▶ [Texte]
########################################
Les mineurs roumains représentent ainsi 25% des mineurs incarcérés au Centre pour Jeunes Détenus de Fleury Mérogis, leur jeune âge étant une autre caractéristique marquante.

Leurs multiples interpellations et présentations devant des magistrats ne semblent pourtant pas permettre l’identification de leur vulnérabilité et leur orientation vers le dispositif de droit commun de la protection de l’enfance. En effet, les indicateurs décrits plus haut sont identifiés par les textes internationaux régissant la lutte contre la Traite des Etres Humains comme relevant de cette infraction. La directive européenne 2011-36 de la Commission européenne relative à TEH et qui doit être transposée en droit national, engage les Etats dans son article 8 à prendre des mesures pour éviter les poursuites pénales visant des délits commis sous la contrainte.

La situation de ces mineurs « contraints à commettre des délits » interroge à double titre : elle concerne un nombre limité d’enfants, mais elle est souvent invoquée pour dénoncer l’emprise soi-disant généralisée de « clans mafieux ». Elle révèle l’inefficacité de la réponse répressive s’agissant de délits commis par des enfants, mais dont le bénéfice est tiré par des tiers. La protection de ces enfants - qui nécessite il est vrai une réelle prise de conscience des acteurs de la protection de l’enfance - reste négligée lors des démantèlements des réseaux : les exploiteurs sont arrêtés mais les enfants qui n’ont pas forcément conscience de leur statut de victime ou qui du fait de leur errance ne sont pas en mesure d’adhérer suite à une interpellation à une mesure de protection administrative, restent eux dans la même situation. Ils pourront poursuivre leur activité sous la coupe d’autres, parfois dans d’autres pays. Ces situations ne doivent cependant pas occulter l’existence de phénomènes de délinquance juvénile « classique » impliquant des mineurs vivant dans les bidonvilles. Il s’agit ici de s’assurer de l’accès des familles aux dispositifs découlant de l’Ordonnance de 1945, souvent oubliés dès lors que le traitement « massif » décrit plus haut tend à se généraliser pour ces situations pour lesquelles de véritables alternatives existent.

Ainsi, Hors la Rue recommande un examen systématique des situations individuelles et

explique que si le placement ne fonctionne pas, d’autres mesures existent pour accompagner

les mineurs et leurs familles : des mesures judiciaires et administratives alternatives comme l’Aide Educative en Milieu Ouvert (AEMO), l’Aide Educative à Domicile (AED). Les familles peuvent également bénéficier d’aides financières attribuées par le Bureau de l’aide sociale à l’enfance ou par les services sociaux.
########################################
▶ [Support d'étude]
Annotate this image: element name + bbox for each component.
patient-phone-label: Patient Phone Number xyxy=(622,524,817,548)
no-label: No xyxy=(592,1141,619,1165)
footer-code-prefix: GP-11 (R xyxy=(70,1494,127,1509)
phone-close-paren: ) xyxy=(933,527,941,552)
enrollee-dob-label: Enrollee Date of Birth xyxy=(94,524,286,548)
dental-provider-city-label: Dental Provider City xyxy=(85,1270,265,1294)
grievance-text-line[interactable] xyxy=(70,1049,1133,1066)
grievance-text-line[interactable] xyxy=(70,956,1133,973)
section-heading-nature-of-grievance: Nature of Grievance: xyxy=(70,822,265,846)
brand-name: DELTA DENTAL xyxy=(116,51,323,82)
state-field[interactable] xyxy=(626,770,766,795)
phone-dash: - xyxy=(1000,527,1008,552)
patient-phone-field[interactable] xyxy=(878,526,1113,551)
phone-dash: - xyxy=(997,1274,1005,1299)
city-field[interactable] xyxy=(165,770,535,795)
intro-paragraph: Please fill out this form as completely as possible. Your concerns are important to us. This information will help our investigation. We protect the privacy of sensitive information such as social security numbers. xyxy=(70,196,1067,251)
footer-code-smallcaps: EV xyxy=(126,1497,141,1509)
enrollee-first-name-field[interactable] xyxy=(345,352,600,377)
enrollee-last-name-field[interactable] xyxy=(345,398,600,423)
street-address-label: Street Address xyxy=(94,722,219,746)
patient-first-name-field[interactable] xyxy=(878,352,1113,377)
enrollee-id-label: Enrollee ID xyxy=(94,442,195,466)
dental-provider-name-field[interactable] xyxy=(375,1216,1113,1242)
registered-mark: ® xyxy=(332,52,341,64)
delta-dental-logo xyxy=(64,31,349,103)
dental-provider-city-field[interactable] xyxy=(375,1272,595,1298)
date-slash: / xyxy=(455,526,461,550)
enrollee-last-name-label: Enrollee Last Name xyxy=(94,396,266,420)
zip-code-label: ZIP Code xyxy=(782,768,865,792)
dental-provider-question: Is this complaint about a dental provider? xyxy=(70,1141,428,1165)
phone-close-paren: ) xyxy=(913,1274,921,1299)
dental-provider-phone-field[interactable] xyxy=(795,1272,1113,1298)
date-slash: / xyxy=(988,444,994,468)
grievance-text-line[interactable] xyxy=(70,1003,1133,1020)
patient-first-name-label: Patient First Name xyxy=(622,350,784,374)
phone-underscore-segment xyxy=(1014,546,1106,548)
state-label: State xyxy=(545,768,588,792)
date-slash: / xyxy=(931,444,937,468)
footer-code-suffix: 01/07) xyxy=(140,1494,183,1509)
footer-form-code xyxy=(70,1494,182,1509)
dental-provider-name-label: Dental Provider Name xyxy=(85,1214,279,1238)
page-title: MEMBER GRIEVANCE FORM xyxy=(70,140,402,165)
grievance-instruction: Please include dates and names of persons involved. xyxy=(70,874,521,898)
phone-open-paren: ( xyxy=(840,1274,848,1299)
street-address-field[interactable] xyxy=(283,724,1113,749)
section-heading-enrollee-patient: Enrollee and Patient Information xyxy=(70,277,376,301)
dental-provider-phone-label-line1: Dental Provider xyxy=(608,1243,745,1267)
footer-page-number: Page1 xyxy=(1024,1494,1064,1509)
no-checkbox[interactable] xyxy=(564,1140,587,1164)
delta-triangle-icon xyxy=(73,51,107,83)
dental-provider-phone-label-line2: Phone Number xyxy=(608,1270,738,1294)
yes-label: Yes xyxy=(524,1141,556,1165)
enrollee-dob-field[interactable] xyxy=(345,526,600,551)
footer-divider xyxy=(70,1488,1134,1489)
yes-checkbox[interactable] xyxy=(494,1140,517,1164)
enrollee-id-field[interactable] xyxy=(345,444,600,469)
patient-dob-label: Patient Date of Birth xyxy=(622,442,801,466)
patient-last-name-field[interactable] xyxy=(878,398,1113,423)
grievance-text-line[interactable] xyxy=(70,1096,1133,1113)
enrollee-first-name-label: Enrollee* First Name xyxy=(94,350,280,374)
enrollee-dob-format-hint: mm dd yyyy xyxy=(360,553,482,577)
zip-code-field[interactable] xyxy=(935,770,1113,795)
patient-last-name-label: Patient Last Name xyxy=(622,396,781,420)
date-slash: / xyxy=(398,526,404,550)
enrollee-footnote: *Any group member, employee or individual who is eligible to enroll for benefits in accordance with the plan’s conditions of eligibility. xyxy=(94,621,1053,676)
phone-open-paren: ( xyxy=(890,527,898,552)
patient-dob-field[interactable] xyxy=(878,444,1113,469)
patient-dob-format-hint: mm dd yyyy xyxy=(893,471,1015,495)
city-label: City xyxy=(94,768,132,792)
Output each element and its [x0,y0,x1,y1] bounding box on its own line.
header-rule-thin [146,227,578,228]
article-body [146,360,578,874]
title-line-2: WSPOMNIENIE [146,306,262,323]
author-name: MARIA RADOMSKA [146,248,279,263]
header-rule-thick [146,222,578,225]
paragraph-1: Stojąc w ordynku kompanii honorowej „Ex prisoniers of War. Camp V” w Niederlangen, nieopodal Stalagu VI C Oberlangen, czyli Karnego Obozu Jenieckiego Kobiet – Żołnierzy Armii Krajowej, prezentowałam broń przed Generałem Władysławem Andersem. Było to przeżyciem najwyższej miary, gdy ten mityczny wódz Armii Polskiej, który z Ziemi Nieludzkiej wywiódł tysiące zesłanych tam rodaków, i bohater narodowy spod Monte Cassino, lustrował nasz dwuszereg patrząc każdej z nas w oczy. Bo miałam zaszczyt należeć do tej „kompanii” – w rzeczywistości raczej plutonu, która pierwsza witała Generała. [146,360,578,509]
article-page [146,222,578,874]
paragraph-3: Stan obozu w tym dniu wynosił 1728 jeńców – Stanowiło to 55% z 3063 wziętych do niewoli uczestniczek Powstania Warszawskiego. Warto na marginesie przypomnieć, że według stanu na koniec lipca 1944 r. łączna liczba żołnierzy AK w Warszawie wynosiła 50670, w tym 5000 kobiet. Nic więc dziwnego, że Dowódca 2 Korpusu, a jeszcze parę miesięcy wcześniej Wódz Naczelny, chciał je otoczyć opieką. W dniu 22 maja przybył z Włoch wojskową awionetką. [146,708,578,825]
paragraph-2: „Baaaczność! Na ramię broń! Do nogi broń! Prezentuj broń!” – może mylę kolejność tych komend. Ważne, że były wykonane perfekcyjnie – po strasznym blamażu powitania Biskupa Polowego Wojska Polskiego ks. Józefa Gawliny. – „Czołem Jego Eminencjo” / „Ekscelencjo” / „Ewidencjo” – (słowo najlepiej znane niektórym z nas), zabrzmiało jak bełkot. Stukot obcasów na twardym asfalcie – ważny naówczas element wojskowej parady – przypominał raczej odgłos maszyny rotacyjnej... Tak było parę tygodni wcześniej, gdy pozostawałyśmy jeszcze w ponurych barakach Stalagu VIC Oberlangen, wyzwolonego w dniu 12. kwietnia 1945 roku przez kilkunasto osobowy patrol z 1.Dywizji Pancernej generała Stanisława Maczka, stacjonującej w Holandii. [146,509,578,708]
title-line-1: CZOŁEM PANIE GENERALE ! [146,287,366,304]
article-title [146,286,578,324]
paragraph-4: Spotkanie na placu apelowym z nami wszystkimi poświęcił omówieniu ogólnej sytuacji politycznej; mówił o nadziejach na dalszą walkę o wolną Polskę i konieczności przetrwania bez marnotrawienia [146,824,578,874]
########################################
▶ [Objectif de l'exercice]
Reproduisez le passage du texte qui commence aux mots « Ainsi, Hors la » et s'arrête après les mots « les services sociaux. ». Les lignes forment un support distinct, sans rapport avec le texte.

▶ [Résultat attendu]
Ainsi, Hors la Rue recommande un examen systématique des situations individuelles et

explique que si le placement ne fonctionne pas, d’autres mesures existent pour accompagner

les mineurs et leurs familles : des mesures judiciaires et administratives alternatives comme l’Aide Educative en Milieu Ouvert (AEMO), l’Aide Educative à Domicile (AED). Les familles peuvent également bénéficier d’aides financières attribuées par le Bureau de l’aide sociale à l’enfance ou par les services sociaux.